━━━ DOCUMENT PASSAGE ━━━
Pattern 4: Zero-copy bytes pool for network and IPC
Avoid churn in network parsing/serialization by pooling BytesMut slabs. bytes::Bytes/BytesMut support zero-copy slicing and refcounted sharing. Pre-allocate a small number of large slabs and recycle.
use bytes::{Bytes, BytesMut, BufMut};
use crossbeam_queue::ArrayQueue;
use std::sync::Arc;
struct BytesPool {
q: Arc<ArrayQueue<BytesMut>>, // lock-free SPSC/MPSC works well per-actor
}
impl BytesPool {
fn with_slabs(n: usize, slab_size: usize) -> Self {
let q = Arc::new(ArrayQueue::new(n));
for _ in 0..n { let _ = q.push(BytesMut::with_capacity(slab_size)); }
Self { q }
}
fn take(&self) -> Option<BytesMut> { self.q.pop().ok() }
fn give(&self, mut b: BytesMut) {
b.clear();
let _ = self.q.push(b); // if full, drop -> backpressure via allocation
}
}
// usage in an actor
fn serialize_msg(pool: &BytesPool, payload: &[u8]) -> Bytes {
let mut buf = pool.take().unwrap_or_else(|| BytesMut::with_capacity(16 * 1024));
buf.put_u16(payload.len() as u16);
buf.extend_from_slice(payload);
buf.freeze() // zero-copy share; return slab to pool when refcount drops
}
The pool gives predictable memory. If producers outrun consumers, you either allocate temporarily (and count it), or apply backpressure by refusing to send (preferred).
━━━ PROVIDED INFORMATION ━━━
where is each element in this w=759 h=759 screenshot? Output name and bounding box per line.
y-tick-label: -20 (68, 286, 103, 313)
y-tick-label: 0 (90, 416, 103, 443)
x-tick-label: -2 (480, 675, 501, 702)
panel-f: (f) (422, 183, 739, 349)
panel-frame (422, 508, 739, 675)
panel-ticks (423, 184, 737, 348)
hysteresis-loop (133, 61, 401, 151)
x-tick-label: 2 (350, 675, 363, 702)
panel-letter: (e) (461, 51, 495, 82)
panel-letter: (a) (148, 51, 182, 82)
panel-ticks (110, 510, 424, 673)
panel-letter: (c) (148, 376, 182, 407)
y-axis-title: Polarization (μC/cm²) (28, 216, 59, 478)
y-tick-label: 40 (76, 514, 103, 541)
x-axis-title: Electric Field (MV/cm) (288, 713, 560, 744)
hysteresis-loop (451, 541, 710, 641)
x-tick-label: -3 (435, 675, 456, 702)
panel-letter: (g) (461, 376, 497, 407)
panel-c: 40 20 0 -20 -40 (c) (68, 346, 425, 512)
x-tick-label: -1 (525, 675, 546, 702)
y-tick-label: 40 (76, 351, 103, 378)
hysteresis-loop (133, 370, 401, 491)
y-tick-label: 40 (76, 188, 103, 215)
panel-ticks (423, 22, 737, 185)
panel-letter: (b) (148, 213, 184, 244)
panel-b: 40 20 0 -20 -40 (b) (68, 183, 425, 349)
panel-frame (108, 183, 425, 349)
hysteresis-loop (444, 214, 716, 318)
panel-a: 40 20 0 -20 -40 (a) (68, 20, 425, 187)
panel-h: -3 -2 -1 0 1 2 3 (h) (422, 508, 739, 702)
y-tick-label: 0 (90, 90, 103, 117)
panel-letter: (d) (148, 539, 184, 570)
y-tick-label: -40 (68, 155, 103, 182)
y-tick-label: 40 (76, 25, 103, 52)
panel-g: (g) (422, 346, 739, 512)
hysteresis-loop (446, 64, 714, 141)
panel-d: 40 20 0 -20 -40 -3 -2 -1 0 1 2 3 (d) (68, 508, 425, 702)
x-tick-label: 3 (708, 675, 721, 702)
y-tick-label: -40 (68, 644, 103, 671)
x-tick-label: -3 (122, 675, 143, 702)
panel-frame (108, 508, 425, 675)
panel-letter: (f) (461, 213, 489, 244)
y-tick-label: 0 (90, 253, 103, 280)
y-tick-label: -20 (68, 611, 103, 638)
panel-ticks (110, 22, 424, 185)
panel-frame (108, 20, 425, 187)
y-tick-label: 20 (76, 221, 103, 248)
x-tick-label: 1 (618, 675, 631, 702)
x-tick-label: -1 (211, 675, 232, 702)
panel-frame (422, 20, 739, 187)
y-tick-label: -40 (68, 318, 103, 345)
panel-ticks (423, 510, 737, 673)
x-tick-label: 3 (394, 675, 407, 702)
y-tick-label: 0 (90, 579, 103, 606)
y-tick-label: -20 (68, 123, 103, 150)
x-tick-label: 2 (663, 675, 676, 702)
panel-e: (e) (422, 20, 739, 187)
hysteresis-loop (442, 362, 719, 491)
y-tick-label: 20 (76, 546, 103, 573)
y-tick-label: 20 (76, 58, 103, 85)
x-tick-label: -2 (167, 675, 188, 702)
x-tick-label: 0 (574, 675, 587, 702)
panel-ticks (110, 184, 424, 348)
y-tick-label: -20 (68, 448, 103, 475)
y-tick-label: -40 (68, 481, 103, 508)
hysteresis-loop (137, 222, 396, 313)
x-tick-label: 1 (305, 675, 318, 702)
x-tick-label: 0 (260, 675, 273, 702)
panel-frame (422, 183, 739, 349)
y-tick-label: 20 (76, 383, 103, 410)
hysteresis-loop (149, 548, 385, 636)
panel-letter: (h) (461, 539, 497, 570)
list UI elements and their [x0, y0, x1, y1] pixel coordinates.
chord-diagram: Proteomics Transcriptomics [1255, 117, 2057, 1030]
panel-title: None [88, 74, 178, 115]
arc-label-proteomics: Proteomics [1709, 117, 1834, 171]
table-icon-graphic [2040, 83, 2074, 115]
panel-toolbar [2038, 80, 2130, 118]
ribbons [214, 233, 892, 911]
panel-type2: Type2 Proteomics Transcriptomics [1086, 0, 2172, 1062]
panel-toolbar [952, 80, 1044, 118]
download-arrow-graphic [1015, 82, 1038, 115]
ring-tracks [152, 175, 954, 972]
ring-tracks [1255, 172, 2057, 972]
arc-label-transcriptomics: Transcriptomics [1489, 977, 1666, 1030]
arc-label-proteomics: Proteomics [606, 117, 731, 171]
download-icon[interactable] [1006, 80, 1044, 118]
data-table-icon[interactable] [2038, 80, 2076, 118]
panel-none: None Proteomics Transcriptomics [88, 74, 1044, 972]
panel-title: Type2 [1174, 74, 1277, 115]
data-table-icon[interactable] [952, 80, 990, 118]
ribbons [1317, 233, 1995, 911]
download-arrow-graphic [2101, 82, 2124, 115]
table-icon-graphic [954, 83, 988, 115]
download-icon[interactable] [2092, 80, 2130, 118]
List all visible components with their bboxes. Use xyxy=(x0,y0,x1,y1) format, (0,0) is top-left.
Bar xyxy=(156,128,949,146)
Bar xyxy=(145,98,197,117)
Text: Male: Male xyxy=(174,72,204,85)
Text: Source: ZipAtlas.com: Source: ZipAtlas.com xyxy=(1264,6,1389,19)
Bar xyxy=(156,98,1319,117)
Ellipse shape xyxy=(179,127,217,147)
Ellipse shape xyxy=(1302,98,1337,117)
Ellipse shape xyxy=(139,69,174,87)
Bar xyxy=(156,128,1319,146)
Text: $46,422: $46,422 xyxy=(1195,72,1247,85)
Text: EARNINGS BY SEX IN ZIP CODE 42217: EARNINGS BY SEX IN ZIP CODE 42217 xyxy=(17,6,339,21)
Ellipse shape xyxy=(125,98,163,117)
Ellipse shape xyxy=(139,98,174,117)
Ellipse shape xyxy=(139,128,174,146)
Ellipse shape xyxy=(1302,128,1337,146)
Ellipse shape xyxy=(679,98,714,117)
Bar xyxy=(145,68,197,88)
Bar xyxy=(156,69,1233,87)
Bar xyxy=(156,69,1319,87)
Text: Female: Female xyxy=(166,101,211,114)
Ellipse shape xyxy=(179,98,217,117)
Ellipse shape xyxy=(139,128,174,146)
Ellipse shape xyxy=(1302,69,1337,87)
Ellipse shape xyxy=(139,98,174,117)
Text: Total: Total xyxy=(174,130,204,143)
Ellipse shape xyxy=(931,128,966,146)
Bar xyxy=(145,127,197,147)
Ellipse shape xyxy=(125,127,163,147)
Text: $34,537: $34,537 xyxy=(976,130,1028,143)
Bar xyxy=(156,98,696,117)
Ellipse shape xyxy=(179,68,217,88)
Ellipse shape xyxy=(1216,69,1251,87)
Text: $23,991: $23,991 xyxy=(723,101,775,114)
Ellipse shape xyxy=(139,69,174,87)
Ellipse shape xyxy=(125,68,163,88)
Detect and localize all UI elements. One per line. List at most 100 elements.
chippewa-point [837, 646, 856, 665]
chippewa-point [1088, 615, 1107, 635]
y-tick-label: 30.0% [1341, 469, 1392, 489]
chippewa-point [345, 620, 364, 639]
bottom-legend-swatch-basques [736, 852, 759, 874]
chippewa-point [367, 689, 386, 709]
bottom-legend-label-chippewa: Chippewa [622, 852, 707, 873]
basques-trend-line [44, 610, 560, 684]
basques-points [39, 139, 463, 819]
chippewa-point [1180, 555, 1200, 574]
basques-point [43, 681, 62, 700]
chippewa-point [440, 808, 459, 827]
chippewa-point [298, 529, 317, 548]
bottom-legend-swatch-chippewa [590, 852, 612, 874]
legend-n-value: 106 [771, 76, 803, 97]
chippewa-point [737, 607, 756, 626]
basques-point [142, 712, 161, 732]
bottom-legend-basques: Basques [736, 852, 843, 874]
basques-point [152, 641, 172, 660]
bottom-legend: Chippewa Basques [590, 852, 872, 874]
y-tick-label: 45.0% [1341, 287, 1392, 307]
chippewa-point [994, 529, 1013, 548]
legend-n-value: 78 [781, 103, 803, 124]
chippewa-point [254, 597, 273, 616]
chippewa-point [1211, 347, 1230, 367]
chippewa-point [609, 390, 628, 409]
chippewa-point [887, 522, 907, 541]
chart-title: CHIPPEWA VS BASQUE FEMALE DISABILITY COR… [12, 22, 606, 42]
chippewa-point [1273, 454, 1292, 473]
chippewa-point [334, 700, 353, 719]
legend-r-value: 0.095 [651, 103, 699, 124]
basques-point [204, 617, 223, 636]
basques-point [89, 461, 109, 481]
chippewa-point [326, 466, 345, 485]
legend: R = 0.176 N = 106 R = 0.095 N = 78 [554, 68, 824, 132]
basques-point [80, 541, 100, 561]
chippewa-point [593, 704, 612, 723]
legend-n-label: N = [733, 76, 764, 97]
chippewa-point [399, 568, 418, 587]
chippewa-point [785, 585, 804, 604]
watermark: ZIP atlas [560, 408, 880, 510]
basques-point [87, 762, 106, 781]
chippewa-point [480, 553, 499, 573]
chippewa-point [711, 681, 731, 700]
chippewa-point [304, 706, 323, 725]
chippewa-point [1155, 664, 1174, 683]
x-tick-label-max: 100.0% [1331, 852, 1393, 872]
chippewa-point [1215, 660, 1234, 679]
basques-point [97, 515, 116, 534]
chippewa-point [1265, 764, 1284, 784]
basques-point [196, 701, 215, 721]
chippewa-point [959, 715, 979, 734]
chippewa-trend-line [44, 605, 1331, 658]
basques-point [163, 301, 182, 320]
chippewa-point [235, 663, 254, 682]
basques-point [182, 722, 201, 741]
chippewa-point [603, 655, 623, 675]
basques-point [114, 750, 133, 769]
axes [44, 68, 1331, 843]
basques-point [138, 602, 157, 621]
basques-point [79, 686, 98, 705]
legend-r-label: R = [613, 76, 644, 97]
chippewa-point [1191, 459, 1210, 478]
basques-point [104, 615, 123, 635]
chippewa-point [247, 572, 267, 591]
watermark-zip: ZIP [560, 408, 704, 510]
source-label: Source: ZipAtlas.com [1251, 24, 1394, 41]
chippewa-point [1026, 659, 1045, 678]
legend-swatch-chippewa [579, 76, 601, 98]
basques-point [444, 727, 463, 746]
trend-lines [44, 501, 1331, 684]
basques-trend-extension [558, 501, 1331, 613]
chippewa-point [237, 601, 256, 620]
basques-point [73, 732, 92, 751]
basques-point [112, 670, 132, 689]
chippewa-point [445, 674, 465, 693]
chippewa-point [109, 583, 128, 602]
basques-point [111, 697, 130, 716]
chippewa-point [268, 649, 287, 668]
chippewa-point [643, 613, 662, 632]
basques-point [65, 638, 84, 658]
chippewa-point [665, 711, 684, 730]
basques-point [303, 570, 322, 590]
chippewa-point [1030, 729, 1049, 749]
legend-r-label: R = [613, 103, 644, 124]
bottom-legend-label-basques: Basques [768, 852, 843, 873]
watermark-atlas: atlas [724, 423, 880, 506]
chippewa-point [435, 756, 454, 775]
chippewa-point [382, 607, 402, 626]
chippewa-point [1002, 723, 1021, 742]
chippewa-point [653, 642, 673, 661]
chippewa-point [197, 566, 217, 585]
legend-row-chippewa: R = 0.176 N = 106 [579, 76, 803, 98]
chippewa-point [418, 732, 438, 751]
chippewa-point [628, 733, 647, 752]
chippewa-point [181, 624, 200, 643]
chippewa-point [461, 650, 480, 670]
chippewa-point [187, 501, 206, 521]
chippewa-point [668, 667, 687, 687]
━━━
**ASSIGNMENT**
Reproduce the zero-copy bytes pool passage word for word, from "Pattern 4: Zero-copy" up to and including "slabs and recycle.".

**RESPONSE TO THE TASK**
Pattern 4: Zero-copy bytes pool for network and IPC
Avoid churn in network parsing/serialization by pooling BytesMut slabs. bytes::Bytes/BytesMut support zero-copy slicing and refcounted sharing. Pre-allocate a small number of large slabs and recycle.